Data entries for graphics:

▬▬▬

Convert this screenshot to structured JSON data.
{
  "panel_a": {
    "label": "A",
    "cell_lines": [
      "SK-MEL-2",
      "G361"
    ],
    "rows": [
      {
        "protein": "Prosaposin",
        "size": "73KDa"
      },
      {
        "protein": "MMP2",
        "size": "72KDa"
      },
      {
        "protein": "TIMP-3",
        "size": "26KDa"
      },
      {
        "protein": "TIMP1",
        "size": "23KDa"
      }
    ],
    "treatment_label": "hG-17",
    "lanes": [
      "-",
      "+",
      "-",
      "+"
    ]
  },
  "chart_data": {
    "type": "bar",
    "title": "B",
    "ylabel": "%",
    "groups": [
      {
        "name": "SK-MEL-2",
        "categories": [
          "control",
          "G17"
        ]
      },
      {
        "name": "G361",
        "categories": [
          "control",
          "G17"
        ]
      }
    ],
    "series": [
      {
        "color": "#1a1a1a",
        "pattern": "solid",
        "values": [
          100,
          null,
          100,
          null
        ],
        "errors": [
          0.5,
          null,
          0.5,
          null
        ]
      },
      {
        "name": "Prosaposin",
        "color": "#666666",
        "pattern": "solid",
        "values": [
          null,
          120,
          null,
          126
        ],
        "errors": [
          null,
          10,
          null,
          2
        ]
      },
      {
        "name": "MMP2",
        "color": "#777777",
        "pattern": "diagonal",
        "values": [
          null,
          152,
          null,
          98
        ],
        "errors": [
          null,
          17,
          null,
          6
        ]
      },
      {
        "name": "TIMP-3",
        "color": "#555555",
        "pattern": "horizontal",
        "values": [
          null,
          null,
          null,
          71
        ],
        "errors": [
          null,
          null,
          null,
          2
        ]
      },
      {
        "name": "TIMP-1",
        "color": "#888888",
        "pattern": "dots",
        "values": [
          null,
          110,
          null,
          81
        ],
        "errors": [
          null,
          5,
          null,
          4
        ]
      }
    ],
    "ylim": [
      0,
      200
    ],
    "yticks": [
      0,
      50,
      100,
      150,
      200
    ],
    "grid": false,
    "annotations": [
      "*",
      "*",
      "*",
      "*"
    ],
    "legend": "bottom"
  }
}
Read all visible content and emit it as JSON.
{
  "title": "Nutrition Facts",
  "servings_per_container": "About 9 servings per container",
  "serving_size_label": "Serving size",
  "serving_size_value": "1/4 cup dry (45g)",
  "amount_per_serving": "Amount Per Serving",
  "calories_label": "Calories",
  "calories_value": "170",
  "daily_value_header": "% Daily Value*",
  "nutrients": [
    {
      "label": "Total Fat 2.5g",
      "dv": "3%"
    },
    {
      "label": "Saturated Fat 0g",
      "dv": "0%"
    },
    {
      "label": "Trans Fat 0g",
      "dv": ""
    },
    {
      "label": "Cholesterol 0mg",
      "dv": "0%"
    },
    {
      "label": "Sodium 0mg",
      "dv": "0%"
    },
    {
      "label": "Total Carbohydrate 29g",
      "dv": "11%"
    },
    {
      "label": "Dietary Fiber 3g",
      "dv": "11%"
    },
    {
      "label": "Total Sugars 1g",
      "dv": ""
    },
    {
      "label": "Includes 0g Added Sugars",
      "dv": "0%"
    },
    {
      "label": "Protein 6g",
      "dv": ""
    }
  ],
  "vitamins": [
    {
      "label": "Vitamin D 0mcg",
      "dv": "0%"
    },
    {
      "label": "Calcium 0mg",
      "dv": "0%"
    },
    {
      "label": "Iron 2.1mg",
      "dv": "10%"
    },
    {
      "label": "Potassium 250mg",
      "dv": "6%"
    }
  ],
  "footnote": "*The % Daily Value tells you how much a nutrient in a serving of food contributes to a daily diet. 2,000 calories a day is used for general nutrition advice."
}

▬▬▬

§ WHAT IS BEING ASKED
Check every line of the data, and copy the ones that contain "color".

§ SOLVED PROBLEM
        "color": "#1a1a1a",
        "color": "#666666",
        "color": "#777777",
        "color": "#555555",
        "color": "#888888",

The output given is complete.